What you have to do :: Copy out each line featuring the string "also" from the entries beneath.

Data items
+ + + + +

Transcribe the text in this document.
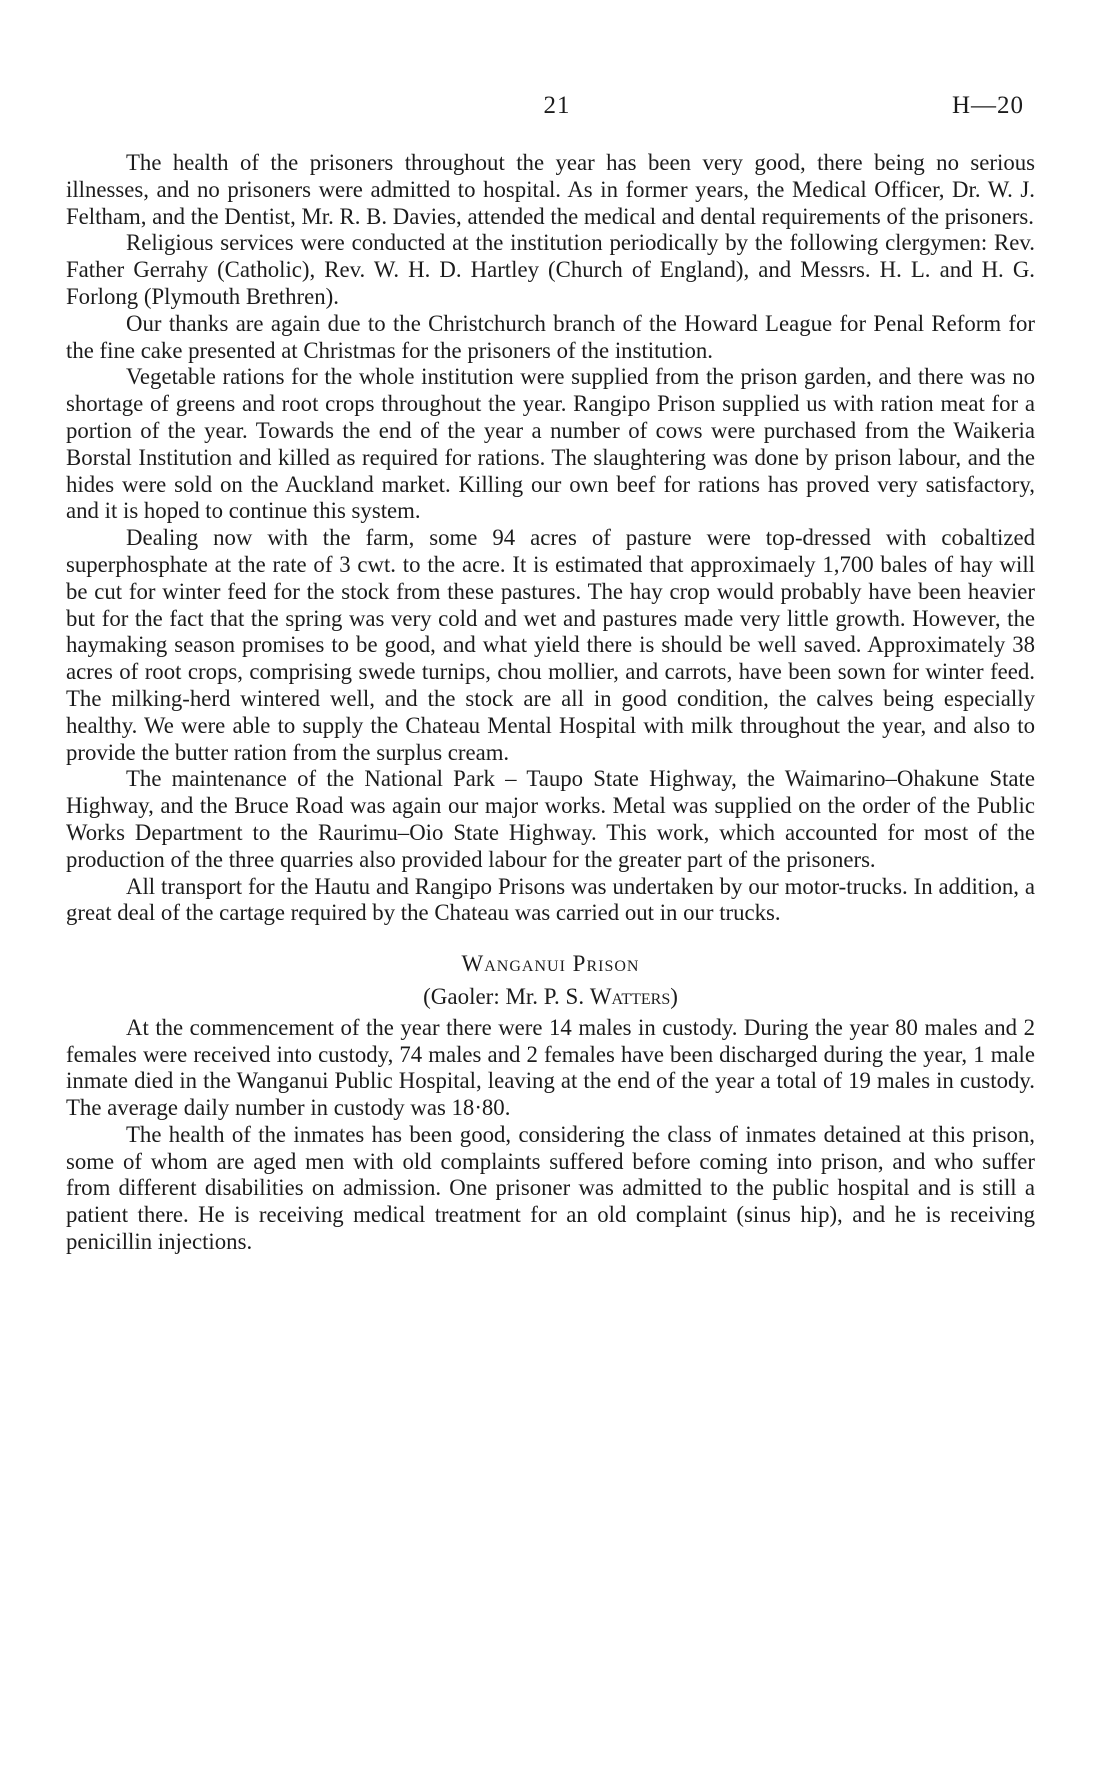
21	H—20

The health of the prisoners throughout the year has been very good, there being no serious illnesses, and no prisoners were admitted to hospital. As in former years, the Medical Officer, Dr. W. J. Feltham, and the Dentist, Mr. R. B. Davies, attended the medical and dental requirements of the prisoners.

Religious services were conducted at the institution periodically by the following clergymen: Rev. Father Gerrahy (Catholic), Rev. W. H. D. Hartley (Church of England), and Messrs. H. L. and H. G. Forlong (Plymouth Brethren).

Our thanks are again due to the Christchurch branch of the Howard League for Penal Reform for the fine cake presented at Christmas for the prisoners of the institution.

Vegetable rations for the whole institution were supplied from the prison garden, and there was no shortage of greens and root crops throughout the year. Rangipo Prison supplied us with ration meat for a portion of the year. Towards the end of the year a number of cows were purchased from the Waikeria Borstal Institution and killed as required for rations. The slaughtering was done by prison labour, and the hides were sold on the Auckland market. Killing our own beef for rations has proved very satisfactory, and it is hoped to continue this system.

Dealing now with the farm, some 94 acres of pasture were top-dressed with cobaltized superphosphate at the rate of 3 cwt. to the acre. It is estimated that approximaely 1,700 bales of hay will be cut for winter feed for the stock from these pastures. The hay crop would probably have been heavier but for the fact that the spring was very cold and wet and pastures made very little growth. However, the haymaking season promises to be good, and what yield there is should be well saved. Approximately 38 acres of root crops, comprising swede turnips, chou mollier, and carrots, have been sown for winter feed. The milking-herd wintered well, and the stock are all in good condition, the calves being especially healthy. We were able to supply the Chateau Mental Hospital with milk throughout the year, and also to provide the butter ration from the surplus cream.

The maintenance of the National Park – Taupo State Highway, the Waimarino–Ohakune State Highway, and the Bruce Road was again our major works. Metal was supplied on the order of the Public Works Department to the Raurimu–Oio State Highway. This work, which accounted for most of the production of the three quarries also provided labour for the greater part of the prisoners.

All transport for the Hautu and Rangipo Prisons was undertaken by our motor-trucks. In addition, a great deal of the cartage required by the Chateau was carried out in our trucks.

Wanganui Prison
(Gaoler: Mr. P. S. Watters)

At the commencement of the year there were 14 males in custody. During the year 80 males and 2 females were received into custody, 74 males and 2 females have been discharged during the year, 1 male inmate died in the Wanganui Public Hospital, leaving at the end of the year a total of 19 males in custody. The average daily number in custody was 18·80.

The health of the inmates has been good, considering the class of inmates detained at this prison, some of whom are aged men with old complaints suffered before coming into prison, and who suffer from different disabilities on admission. One prisoner was admitted to the public hospital and is still a patient there. He is receiving medical treatment for an old complaint (sinus hip), and he is receiving penicillin injections.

+ + + + +

Output for this exercise ::
Dealing now with the farm, some 94 acres of pasture were top-dressed with cobaltized superphosphate at the rate of 3 cwt. to the acre. It is estimated that approximaely 1,700 bales of hay will be cut for winter feed for the stock from these pastures. The hay crop would probably have been heavier but for the fact that the spring was very cold and wet and pastures made very little growth. However, the haymaking season promises to be good, and what yield there is should be well saved. Approximately 38 acres of root crops, comprising swede turnips, chou mollier, and carrots, have been sown for winter feed. The milking-herd wintered well, and the stock are all in good condition, the calves being especially healthy. We were able to supply the Chateau Mental Hospital with milk throughout the year, and also to provide the butter ration from the surplus cream.
The maintenance of the National Park – Taupo State Highway, the Waimarino–Ohakune State Highway, and the Bruce Road was again our major works. Metal was supplied on the order of the Public Works Department to the Raurimu–Oio State Highway. This work, which accounted for most of the production of the three quarries also provided labour for the greater part of the prisoners.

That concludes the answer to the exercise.